### The problem
Show the lines below that contain the string "their".

### Record excerpts
══════════

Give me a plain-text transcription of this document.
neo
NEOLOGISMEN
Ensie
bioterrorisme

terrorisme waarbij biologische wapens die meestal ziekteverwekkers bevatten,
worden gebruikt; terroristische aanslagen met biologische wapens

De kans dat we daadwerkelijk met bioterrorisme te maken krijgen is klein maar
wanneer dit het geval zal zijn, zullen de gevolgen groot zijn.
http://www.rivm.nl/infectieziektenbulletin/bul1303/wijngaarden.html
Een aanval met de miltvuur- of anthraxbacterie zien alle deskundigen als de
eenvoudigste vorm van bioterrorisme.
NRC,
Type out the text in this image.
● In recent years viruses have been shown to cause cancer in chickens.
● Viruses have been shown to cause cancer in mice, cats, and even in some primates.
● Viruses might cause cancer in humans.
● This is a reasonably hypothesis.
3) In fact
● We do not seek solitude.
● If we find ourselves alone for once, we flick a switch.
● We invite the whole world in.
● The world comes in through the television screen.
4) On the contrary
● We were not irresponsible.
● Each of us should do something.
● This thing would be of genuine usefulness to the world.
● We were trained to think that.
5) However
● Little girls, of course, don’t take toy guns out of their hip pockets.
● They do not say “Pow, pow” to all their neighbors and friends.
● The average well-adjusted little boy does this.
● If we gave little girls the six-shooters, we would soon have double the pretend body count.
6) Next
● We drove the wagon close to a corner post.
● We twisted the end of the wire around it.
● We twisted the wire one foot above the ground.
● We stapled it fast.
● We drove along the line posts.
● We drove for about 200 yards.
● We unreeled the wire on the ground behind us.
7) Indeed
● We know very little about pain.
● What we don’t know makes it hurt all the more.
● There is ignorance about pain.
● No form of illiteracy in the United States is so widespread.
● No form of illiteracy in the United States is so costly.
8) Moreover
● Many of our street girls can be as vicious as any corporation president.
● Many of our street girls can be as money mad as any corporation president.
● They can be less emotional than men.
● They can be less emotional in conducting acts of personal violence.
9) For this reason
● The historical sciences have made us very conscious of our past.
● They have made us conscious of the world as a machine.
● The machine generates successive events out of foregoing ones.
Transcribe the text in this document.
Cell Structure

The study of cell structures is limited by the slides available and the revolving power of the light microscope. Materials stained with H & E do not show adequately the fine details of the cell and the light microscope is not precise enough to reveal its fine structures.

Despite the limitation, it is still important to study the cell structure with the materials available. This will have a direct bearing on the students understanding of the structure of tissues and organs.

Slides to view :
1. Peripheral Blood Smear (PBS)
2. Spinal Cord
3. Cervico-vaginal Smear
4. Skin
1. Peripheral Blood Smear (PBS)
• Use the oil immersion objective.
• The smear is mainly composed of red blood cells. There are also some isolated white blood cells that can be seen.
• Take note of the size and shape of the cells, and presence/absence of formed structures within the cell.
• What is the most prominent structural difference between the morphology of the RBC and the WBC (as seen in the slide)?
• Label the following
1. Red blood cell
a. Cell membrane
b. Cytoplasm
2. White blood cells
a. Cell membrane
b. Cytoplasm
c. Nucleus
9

══════════

### Response for this exercise
● Little girls, of course, don’t take toy guns out of their hip pockets.
● They do not say “Pow, pow” to all their neighbors and friends.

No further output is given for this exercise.